**Required work:** Write out each entry, exactly the way it appears.

┄┄┄┄┄┄┄┄┄┄

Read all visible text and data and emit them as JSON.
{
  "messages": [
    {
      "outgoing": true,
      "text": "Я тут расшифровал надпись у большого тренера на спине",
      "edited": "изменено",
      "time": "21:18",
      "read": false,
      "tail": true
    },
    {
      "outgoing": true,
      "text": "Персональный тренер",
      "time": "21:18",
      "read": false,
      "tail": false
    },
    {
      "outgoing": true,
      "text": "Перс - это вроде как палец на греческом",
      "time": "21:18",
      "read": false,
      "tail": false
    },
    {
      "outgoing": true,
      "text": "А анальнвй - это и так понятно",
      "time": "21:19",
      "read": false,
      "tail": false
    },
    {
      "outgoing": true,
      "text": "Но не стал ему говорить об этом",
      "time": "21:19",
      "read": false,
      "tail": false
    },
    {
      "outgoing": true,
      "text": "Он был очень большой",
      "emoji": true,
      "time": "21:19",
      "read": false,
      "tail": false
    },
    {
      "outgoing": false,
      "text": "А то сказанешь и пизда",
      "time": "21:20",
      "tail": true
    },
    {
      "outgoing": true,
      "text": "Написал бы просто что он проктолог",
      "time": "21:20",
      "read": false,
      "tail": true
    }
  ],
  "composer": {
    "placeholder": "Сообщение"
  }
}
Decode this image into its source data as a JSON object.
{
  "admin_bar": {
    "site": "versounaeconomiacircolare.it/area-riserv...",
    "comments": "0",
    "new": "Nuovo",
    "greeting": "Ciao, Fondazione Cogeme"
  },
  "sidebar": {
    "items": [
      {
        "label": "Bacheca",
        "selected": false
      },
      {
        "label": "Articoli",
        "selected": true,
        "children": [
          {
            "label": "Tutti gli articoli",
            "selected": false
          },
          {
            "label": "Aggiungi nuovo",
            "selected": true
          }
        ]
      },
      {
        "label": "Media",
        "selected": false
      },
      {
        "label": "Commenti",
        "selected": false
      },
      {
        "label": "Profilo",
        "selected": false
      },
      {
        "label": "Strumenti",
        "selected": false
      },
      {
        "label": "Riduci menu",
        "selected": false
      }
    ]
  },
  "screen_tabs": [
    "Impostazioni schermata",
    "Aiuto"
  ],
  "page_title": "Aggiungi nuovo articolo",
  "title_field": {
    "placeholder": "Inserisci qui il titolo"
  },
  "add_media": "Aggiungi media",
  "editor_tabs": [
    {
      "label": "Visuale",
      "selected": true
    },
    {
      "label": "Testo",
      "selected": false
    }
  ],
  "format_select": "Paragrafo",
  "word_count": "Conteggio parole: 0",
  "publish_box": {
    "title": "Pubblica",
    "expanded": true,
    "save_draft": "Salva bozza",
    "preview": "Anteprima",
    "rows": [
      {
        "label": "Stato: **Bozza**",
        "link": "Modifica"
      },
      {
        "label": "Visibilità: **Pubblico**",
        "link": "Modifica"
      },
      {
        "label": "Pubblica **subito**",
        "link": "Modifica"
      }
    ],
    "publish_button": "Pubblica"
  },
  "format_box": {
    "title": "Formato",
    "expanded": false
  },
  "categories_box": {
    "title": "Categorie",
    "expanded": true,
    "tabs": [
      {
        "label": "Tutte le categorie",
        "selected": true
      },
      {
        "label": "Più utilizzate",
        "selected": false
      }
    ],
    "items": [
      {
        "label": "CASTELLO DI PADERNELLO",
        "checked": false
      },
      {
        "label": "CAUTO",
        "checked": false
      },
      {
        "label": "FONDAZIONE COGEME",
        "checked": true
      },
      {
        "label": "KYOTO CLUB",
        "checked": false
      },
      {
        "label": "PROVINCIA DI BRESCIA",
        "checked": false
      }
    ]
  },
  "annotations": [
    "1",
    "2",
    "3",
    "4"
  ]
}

┄┄┄┄┄┄┄┄┄┄

**Answer to the exercise:**
Read all visible text and data and emit them as JSON.
{
  "messages": [
    {
      "outgoing": true,
      "text": "Я тут расшифровал надпись у большого тренера на спине",
      "edited": "изменено",
      "time": "21:18",
      "read": false,
      "tail": true
    },
    {
      "outgoing": true,
      "text": "Персональный тренер",
      "time": "21:18",
      "read": false,
      "tail": false
    },
    {
      "outgoing": true,
      "text": "Перс - это вроде как палец на греческом",
      "time": "21:18",
      "read": false,
      "tail": false
    },
    {
      "outgoing": true,
      "text": "А анальнвй - это и так понятно",
      "time": "21:19",
      "read": false,
      "tail": false
    },
    {
      "outgoing": true,
      "text": "Но не стал ему говорить об этом",
      "time": "21:19",
      "read": false,
      "tail": false
    },
    {
      "outgoing": true,
      "text": "Он был очень большой",
      "emoji": true,
      "time": "21:19",
      "read": false,
      "tail": false
    },
    {
      "outgoing": false,
      "text": "А то сказанешь и пизда",
      "time": "21:20",
      "tail": true
    },
    {
      "outgoing": true,
      "text": "Написал бы просто что он проктолог",
      "time": "21:20",
      "read": false,
      "tail": true
    }
  ],
  "composer": {
    "placeholder": "Сообщение"
  }
}
Decode this image into its source data as a JSON object.
{
  "admin_bar": {
    "site": "versounaeconomiacircolare.it/area-riserv...",
    "comments": "0",
    "new": "Nuovo",
    "greeting": "Ciao, Fondazione Cogeme"
  },
  "sidebar": {
    "items": [
      {
        "label": "Bacheca",
        "selected": false
      },
      {
        "label": "Articoli",
        "selected": true,
        "children": [
          {
            "label": "Tutti gli articoli",
            "selected": false
          },
          {
            "label": "Aggiungi nuovo",
            "selected": true
          }
        ]
      },
      {
        "label": "Media",
        "selected": false
      },
      {
        "label": "Commenti",
        "selected": false
      },
      {
        "label": "Profilo",
        "selected": false
      },
      {
        "label": "Strumenti",
        "selected": false
      },
      {
        "label": "Riduci menu",
        "selected": false
      }
    ]
  },
  "screen_tabs": [
    "Impostazioni schermata",
    "Aiuto"
  ],
  "page_title": "Aggiungi nuovo articolo",
  "title_field": {
    "placeholder": "Inserisci qui il titolo"
  },
  "add_media": "Aggiungi media",
  "editor_tabs": [
    {
      "label": "Visuale",
      "selected": true
    },
    {
      "label": "Testo",
      "selected": false
    }
  ],
  "format_select": "Paragrafo",
  "word_count": "Conteggio parole: 0",
  "publish_box": {
    "title": "Pubblica",
    "expanded": true,
    "save_draft": "Salva bozza",
    "preview": "Anteprima",
    "rows": [
      {
        "label": "Stato: **Bozza**",
        "link": "Modifica"
      },
      {
        "label": "Visibilità: **Pubblico**",
        "link": "Modifica"
      },
      {
        "label": "Pubblica **subito**",
        "link": "Modifica"
      }
    ],
    "publish_button": "Pubblica"
  },
  "format_box": {
    "title": "Formato",
    "expanded": false
  },
  "categories_box": {
    "title": "Categorie",
    "expanded": true,
    "tabs": [
      {
        "label": "Tutte le categorie",
        "selected": true
      },
      {
        "label": "Più utilizzate",
        "selected": false
      }
    ],
    "items": [
      {
        "label": "CASTELLO DI PADERNELLO",
        "checked": false
      },
      {
        "label": "CAUTO",
        "checked": false
      },
      {
        "label": "FONDAZIONE COGEME",
        "checked": true
      },
      {
        "label": "KYOTO CLUB",
        "checked": false
      },
      {
        "label": "PROVINCIA DI BRESCIA",
        "checked": false
      }
    ]
  },
  "annotations": [
    "1",
    "2",
    "3",
    "4"
  ]
}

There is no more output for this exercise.